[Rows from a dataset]

|---|

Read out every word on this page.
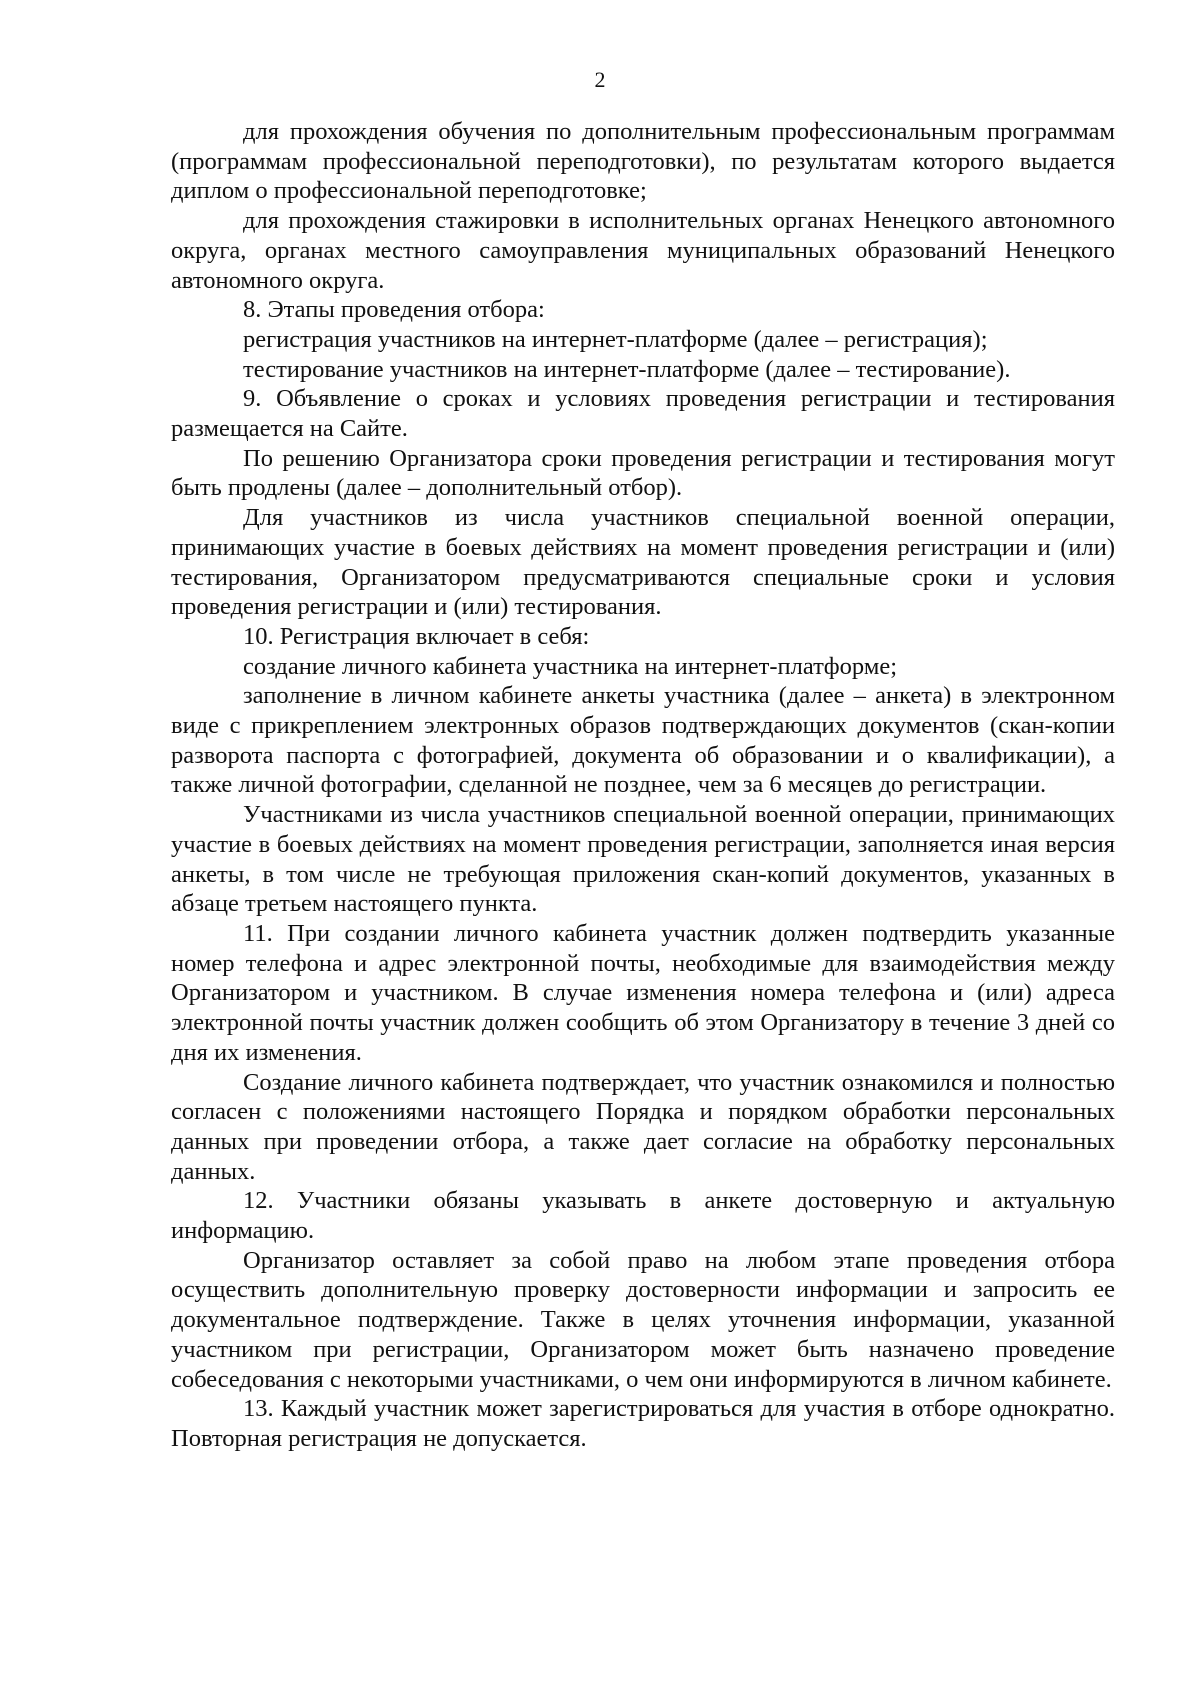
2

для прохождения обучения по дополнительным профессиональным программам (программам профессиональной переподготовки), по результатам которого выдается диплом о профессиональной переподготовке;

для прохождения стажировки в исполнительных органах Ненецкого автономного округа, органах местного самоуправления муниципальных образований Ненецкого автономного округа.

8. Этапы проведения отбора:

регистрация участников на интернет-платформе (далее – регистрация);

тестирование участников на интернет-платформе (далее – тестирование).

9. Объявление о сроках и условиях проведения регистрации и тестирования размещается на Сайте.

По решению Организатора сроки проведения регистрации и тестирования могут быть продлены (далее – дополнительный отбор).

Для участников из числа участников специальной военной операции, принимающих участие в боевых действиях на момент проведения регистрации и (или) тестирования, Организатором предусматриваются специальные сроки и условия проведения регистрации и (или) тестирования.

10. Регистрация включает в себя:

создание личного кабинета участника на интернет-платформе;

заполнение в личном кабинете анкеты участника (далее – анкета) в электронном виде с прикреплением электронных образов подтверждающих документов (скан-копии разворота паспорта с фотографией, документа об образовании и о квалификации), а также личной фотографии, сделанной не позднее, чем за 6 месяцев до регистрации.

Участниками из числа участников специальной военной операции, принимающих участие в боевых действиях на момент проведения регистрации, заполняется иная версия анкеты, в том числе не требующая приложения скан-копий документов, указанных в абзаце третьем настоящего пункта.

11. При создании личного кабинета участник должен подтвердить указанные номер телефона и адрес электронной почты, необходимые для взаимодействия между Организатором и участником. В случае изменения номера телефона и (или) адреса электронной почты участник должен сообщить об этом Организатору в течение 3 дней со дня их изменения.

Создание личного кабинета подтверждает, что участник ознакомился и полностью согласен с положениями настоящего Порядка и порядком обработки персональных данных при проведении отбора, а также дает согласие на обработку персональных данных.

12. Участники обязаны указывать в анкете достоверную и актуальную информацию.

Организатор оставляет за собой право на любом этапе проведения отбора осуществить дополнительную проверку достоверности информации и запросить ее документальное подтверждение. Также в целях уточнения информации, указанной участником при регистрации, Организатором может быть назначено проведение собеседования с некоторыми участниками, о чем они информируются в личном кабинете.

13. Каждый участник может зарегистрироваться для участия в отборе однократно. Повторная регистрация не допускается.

|---|

» TASK BRIEF
Print the records word for word and exclude any picture they hold.

» COMPLETE ANSWER
Read out every word on this page.
2

для прохождения обучения по дополнительным профессиональным программам (программам профессиональной переподготовки), по результатам которого выдается диплом о профессиональной переподготовке;

для прохождения стажировки в исполнительных органах Ненецкого автономного округа, органах местного самоуправления муниципальных образований Ненецкого автономного округа.

8. Этапы проведения отбора:

регистрация участников на интернет-платформе (далее – регистрация);

тестирование участников на интернет-платформе (далее – тестирование).

9. Объявление о сроках и условиях проведения регистрации и тестирования размещается на Сайте.

По решению Организатора сроки проведения регистрации и тестирования могут быть продлены (далее – дополнительный отбор).

Для участников из числа участников специальной военной операции, принимающих участие в боевых действиях на момент проведения регистрации и (или) тестирования, Организатором предусматриваются специальные сроки и условия проведения регистрации и (или) тестирования.

10. Регистрация включает в себя:

создание личного кабинета участника на интернет-платформе;

заполнение в личном кабинете анкеты участника (далее – анкета) в электронном виде с прикреплением электронных образов подтверждающих документов (скан-копии разворота паспорта с фотографией, документа об образовании и о квалификации), а также личной фотографии, сделанной не позднее, чем за 6 месяцев до регистрации.

Участниками из числа участников специальной военной операции, принимающих участие в боевых действиях на момент проведения регистрации, заполняется иная версия анкеты, в том числе не требующая приложения скан-копий документов, указанных в абзаце третьем настоящего пункта.

11. При создании личного кабинета участник должен подтвердить указанные номер телефона и адрес электронной почты, необходимые для взаимодействия между Организатором и участником. В случае изменения номера телефона и (или) адреса электронной почты участник должен сообщить об этом Организатору в течение 3 дней со дня их изменения.

Создание личного кабинета подтверждает, что участник ознакомился и полностью согласен с положениями настоящего Порядка и порядком обработки персональных данных при проведении отбора, а также дает согласие на обработку персональных данных.

12. Участники обязаны указывать в анкете достоверную и актуальную информацию.

Организатор оставляет за собой право на любом этапе проведения отбора осуществить дополнительную проверку достоверности информации и запросить ее документальное подтверждение. Также в целях уточнения информации, указанной участником при регистрации, Организатором может быть назначено проведение собеседования с некоторыми участниками, о чем они информируются в личном кабинете.

13. Каждый участник может зарегистрироваться для участия в отборе однократно. Повторная регистрация не допускается.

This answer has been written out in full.